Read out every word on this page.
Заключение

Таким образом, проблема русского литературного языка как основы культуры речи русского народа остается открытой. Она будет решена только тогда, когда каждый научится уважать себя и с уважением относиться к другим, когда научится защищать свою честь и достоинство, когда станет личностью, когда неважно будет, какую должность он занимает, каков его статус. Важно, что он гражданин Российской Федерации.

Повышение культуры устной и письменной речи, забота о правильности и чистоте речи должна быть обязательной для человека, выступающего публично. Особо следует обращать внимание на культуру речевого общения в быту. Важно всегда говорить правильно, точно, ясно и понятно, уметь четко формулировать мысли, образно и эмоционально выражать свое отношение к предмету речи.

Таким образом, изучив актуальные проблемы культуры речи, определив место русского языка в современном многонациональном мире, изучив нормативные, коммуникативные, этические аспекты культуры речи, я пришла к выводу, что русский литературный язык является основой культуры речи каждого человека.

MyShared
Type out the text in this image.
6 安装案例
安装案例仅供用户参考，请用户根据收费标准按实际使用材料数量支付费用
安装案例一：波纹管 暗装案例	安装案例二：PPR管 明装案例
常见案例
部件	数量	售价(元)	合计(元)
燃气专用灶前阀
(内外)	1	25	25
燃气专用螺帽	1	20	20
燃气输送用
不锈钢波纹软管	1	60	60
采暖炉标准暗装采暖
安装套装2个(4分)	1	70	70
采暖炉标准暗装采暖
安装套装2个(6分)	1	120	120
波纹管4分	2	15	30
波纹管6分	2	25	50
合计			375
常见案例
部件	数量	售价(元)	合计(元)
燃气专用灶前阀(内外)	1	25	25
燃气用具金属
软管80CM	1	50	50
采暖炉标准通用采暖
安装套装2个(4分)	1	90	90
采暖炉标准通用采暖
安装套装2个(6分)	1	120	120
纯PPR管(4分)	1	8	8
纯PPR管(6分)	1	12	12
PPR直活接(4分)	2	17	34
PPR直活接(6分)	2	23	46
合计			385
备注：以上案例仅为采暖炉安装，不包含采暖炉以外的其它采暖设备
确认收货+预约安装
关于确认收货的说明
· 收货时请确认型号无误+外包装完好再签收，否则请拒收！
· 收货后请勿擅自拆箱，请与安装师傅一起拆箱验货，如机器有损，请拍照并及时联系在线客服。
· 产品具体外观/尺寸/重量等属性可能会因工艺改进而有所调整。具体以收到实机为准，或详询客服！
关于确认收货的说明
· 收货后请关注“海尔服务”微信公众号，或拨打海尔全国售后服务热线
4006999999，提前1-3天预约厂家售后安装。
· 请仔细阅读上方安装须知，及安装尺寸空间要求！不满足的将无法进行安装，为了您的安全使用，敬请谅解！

○ ○ ○

## What to produce
Print from the line containing "Type out the text in this image." to the last line above, exactly as written.

## Solution to this exercise
Type out the text in this image.
6 安装案例
安装案例仅供用户参考，请用户根据收费标准按实际使用材料数量支付费用
安装案例一：波纹管 暗装案例	安装案例二：PPR管 明装案例
常见案例
部件	数量	售价(元)	合计(元)
燃气专用灶前阀
(内外)	1	25	25
燃气专用螺帽	1	20	20
燃气输送用
不锈钢波纹软管	1	60	60
采暖炉标准暗装采暖
安装套装2个(4分)	1	70	70
采暖炉标准暗装采暖
安装套装2个(6分)	1	120	120
波纹管4分	2	15	30
波纹管6分	2	25	50
合计			375
常见案例
部件	数量	售价(元)	合计(元)
燃气专用灶前阀(内外)	1	25	25
燃气用具金属
软管80CM	1	50	50
采暖炉标准通用采暖
安装套装2个(4分)	1	90	90
采暖炉标准通用采暖
安装套装2个(6分)	1	120	120
纯PPR管(4分)	1	8	8
纯PPR管(6分)	1	12	12
PPR直活接(4分)	2	17	34
PPR直活接(6分)	2	23	46
合计			385
备注：以上案例仅为采暖炉安装，不包含采暖炉以外的其它采暖设备
确认收货+预约安装
关于确认收货的说明
· 收货时请确认型号无误+外包装完好再签收，否则请拒收！
· 收货后请勿擅自拆箱，请与安装师傅一起拆箱验货，如机器有损，请拍照并及时联系在线客服。
· 产品具体外观/尺寸/重量等属性可能会因工艺改进而有所调整。具体以收到实机为准，或详询客服！
关于确认收货的说明
· 收货后请关注“海尔服务”微信公众号，或拨打海尔全国售后服务热线
4006999999，提前1-3天预约厂家售后安装。
· 请仔细阅读上方安装须知，及安装尺寸空间要求！不满足的将无法进行安装，为了您的安全使用，敬请谅解！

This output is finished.